• _STATED EXERCISE_:
Could you give the data below again, exactly and completely?

>> start

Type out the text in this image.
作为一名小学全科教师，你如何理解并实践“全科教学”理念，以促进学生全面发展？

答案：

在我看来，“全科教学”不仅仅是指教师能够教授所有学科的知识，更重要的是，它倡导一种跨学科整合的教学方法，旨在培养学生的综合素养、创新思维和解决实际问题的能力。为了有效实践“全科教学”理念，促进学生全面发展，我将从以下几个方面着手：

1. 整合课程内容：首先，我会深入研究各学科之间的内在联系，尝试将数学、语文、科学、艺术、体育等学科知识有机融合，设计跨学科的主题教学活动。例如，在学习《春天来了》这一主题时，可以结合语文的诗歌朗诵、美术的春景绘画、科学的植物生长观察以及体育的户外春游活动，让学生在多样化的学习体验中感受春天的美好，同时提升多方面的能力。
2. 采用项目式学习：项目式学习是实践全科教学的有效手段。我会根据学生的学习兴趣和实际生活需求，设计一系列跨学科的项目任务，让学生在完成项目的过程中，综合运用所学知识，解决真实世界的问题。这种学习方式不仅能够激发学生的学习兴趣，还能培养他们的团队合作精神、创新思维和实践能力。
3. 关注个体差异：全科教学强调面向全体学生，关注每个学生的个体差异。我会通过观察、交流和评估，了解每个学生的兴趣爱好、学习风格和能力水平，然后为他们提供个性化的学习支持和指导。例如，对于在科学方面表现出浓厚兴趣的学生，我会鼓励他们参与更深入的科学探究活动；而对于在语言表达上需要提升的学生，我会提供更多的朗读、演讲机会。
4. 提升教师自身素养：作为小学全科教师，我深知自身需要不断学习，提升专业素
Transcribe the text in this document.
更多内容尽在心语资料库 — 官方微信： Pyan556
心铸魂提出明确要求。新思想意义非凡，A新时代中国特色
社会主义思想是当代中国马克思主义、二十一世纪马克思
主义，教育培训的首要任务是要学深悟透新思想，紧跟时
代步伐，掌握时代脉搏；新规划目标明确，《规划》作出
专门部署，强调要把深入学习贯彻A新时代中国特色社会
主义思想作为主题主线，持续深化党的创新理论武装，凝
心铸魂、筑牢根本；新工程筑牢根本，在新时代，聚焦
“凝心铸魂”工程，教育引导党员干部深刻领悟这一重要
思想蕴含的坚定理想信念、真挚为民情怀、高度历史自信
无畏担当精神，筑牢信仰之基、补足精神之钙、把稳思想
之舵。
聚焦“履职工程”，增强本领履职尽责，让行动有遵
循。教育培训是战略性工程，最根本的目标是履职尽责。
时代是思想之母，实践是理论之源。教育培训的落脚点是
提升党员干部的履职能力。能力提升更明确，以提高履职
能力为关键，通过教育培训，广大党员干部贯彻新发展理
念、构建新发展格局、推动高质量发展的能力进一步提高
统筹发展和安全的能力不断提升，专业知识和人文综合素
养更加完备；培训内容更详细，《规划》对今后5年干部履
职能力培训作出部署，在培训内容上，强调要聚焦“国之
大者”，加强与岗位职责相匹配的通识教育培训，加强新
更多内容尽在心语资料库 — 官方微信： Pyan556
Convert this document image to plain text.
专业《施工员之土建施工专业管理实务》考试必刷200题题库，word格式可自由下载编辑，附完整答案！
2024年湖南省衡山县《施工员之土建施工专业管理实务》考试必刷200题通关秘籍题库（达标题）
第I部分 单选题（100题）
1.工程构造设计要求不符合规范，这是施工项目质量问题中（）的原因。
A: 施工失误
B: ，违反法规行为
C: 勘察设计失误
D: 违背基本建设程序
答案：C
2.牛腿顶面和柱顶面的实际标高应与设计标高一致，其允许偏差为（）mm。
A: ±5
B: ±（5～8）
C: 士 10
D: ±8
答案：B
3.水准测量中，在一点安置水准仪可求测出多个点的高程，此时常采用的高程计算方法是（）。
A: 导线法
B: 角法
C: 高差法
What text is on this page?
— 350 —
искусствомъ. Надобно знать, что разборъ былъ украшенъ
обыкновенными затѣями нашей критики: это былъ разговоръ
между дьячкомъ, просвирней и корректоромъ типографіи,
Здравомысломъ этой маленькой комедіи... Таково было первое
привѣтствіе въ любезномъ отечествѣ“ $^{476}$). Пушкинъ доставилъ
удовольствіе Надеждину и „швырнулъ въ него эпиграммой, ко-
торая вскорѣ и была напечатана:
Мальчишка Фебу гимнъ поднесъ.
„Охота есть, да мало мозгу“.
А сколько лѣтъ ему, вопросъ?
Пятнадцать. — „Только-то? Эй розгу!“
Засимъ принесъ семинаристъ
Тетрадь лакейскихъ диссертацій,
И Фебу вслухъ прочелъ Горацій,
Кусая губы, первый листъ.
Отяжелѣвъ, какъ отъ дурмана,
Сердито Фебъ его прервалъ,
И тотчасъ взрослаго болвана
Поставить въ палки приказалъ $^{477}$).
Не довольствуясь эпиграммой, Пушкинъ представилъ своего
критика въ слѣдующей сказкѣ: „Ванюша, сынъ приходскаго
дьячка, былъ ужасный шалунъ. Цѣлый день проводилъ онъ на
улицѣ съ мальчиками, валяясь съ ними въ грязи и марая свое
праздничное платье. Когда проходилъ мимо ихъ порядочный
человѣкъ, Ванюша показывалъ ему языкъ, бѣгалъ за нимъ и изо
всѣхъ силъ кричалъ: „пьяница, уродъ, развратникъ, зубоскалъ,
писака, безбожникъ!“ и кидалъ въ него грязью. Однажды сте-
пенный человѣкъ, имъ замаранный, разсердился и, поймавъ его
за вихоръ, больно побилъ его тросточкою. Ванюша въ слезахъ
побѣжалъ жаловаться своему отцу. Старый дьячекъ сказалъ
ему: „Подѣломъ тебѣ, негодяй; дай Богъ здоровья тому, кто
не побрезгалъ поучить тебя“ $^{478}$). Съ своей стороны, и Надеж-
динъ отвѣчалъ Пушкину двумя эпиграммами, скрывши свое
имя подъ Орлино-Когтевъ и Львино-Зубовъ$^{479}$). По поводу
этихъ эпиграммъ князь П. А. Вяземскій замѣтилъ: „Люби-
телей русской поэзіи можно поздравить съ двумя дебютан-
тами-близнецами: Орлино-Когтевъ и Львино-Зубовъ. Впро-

>> end

• _SOLUTION TO THIS EXERCISE_:
Type out the text in this image.
作为一名小学全科教师，你如何理解并实践“全科教学”理念，以促进学生全面发展？

答案：

在我看来，“全科教学”不仅仅是指教师能够教授所有学科的知识，更重要的是，它倡导一种跨学科整合的教学方法，旨在培养学生的综合素养、创新思维和解决实际问题的能力。为了有效实践“全科教学”理念，促进学生全面发展，我将从以下几个方面着手：

1. 整合课程内容：首先，我会深入研究各学科之间的内在联系，尝试将数学、语文、科学、艺术、体育等学科知识有机融合，设计跨学科的主题教学活动。例如，在学习《春天来了》这一主题时，可以结合语文的诗歌朗诵、美术的春景绘画、科学的植物生长观察以及体育的户外春游活动，让学生在多样化的学习体验中感受春天的美好，同时提升多方面的能力。
2. 采用项目式学习：项目式学习是实践全科教学的有效手段。我会根据学生的学习兴趣和实际生活需求，设计一系列跨学科的项目任务，让学生在完成项目的过程中，综合运用所学知识，解决真实世界的问题。这种学习方式不仅能够激发学生的学习兴趣，还能培养他们的团队合作精神、创新思维和实践能力。
3. 关注个体差异：全科教学强调面向全体学生，关注每个学生的个体差异。我会通过观察、交流和评估，了解每个学生的兴趣爱好、学习风格和能力水平，然后为他们提供个性化的学习支持和指导。例如，对于在科学方面表现出浓厚兴趣的学生，我会鼓励他们参与更深入的科学探究活动；而对于在语言表达上需要提升的学生，我会提供更多的朗读、演讲机会。
4. 提升教师自身素养：作为小学全科教师，我深知自身需要不断学习，提升专业素
Transcribe the text in this document.
更多内容尽在心语资料库 — 官方微信： Pyan556
心铸魂提出明确要求。新思想意义非凡，A新时代中国特色
社会主义思想是当代中国马克思主义、二十一世纪马克思
主义，教育培训的首要任务是要学深悟透新思想，紧跟时
代步伐，掌握时代脉搏；新规划目标明确，《规划》作出
专门部署，强调要把深入学习贯彻A新时代中国特色社会
主义思想作为主题主线，持续深化党的创新理论武装，凝
心铸魂、筑牢根本；新工程筑牢根本，在新时代，聚焦
“凝心铸魂”工程，教育引导党员干部深刻领悟这一重要
思想蕴含的坚定理想信念、真挚为民情怀、高度历史自信
无畏担当精神，筑牢信仰之基、补足精神之钙、把稳思想
之舵。
聚焦“履职工程”，增强本领履职尽责，让行动有遵
循。教育培训是战略性工程，最根本的目标是履职尽责。
时代是思想之母，实践是理论之源。教育培训的落脚点是
提升党员干部的履职能力。能力提升更明确，以提高履职
能力为关键，通过教育培训，广大党员干部贯彻新发展理
念、构建新发展格局、推动高质量发展的能力进一步提高
统筹发展和安全的能力不断提升，专业知识和人文综合素
养更加完备；培训内容更详细，《规划》对今后5年干部履
职能力培训作出部署，在培训内容上，强调要聚焦“国之
大者”，加强与岗位职责相匹配的通识教育培训，加强新
更多内容尽在心语资料库 — 官方微信： Pyan556
Convert this document image to plain text.
专业《施工员之土建施工专业管理实务》考试必刷200题题库，word格式可自由下载编辑，附完整答案！
2024年湖南省衡山县《施工员之土建施工专业管理实务》考试必刷200题通关秘籍题库（达标题）
第I部分 单选题（100题）
1.工程构造设计要求不符合规范，这是施工项目质量问题中（）的原因。
A: 施工失误
B: ，违反法规行为
C: 勘察设计失误
D: 违背基本建设程序
答案：C
2.牛腿顶面和柱顶面的实际标高应与设计标高一致，其允许偏差为（）mm。
A: ±5
B: ±（5～8）
C: 士 10
D: ±8
答案：B
3.水准测量中，在一点安置水准仪可求测出多个点的高程，此时常采用的高程计算方法是（）。
A: 导线法
B: 角法
C: 高差法
What text is on this page?
— 350 —
искусствомъ. Надобно знать, что разборъ былъ украшенъ
обыкновенными затѣями нашей критики: это былъ разговоръ
между дьячкомъ, просвирней и корректоромъ типографіи,
Здравомысломъ этой маленькой комедіи... Таково было первое
привѣтствіе въ любезномъ отечествѣ“ $^{476}$). Пушкинъ доставилъ
удовольствіе Надеждину и „швырнулъ въ него эпиграммой, ко-
торая вскорѣ и была напечатана:
Мальчишка Фебу гимнъ поднесъ.
„Охота есть, да мало мозгу“.
А сколько лѣтъ ему, вопросъ?
Пятнадцать. — „Только-то? Эй розгу!“
Засимъ принесъ семинаристъ
Тетрадь лакейскихъ диссертацій,
И Фебу вслухъ прочелъ Горацій,
Кусая губы, первый листъ.
Отяжелѣвъ, какъ отъ дурмана,
Сердито Фебъ его прервалъ,
И тотчасъ взрослаго болвана
Поставить въ палки приказалъ $^{477}$).
Не довольствуясь эпиграммой, Пушкинъ представилъ своего
критика въ слѣдующей сказкѣ: „Ванюша, сынъ приходскаго
дьячка, былъ ужасный шалунъ. Цѣлый день проводилъ онъ на
улицѣ съ мальчиками, валяясь съ ними въ грязи и марая свое
праздничное платье. Когда проходилъ мимо ихъ порядочный
человѣкъ, Ванюша показывалъ ему языкъ, бѣгалъ за нимъ и изо
всѣхъ силъ кричалъ: „пьяница, уродъ, развратникъ, зубоскалъ,
писака, безбожникъ!“ и кидалъ въ него грязью. Однажды сте-
пенный человѣкъ, имъ замаранный, разсердился и, поймавъ его
за вихоръ, больно побилъ его тросточкою. Ванюша въ слезахъ
побѣжалъ жаловаться своему отцу. Старый дьячекъ сказалъ
ему: „Подѣломъ тебѣ, негодяй; дай Богъ здоровья тому, кто
не побрезгалъ поучить тебя“ $^{478}$). Съ своей стороны, и Надеж-
динъ отвѣчалъ Пушкину двумя эпиграммами, скрывши свое
имя подъ Орлино-Когтевъ и Львино-Зубовъ$^{479}$). По поводу
этихъ эпиграммъ князь П. А. Вяземскій замѣтилъ: „Люби-
телей русской поэзіи можно поздравить съ двумя дебютан-
тами-близнецами: Орлино-Когтевъ и Львино-Зубовъ. Впро-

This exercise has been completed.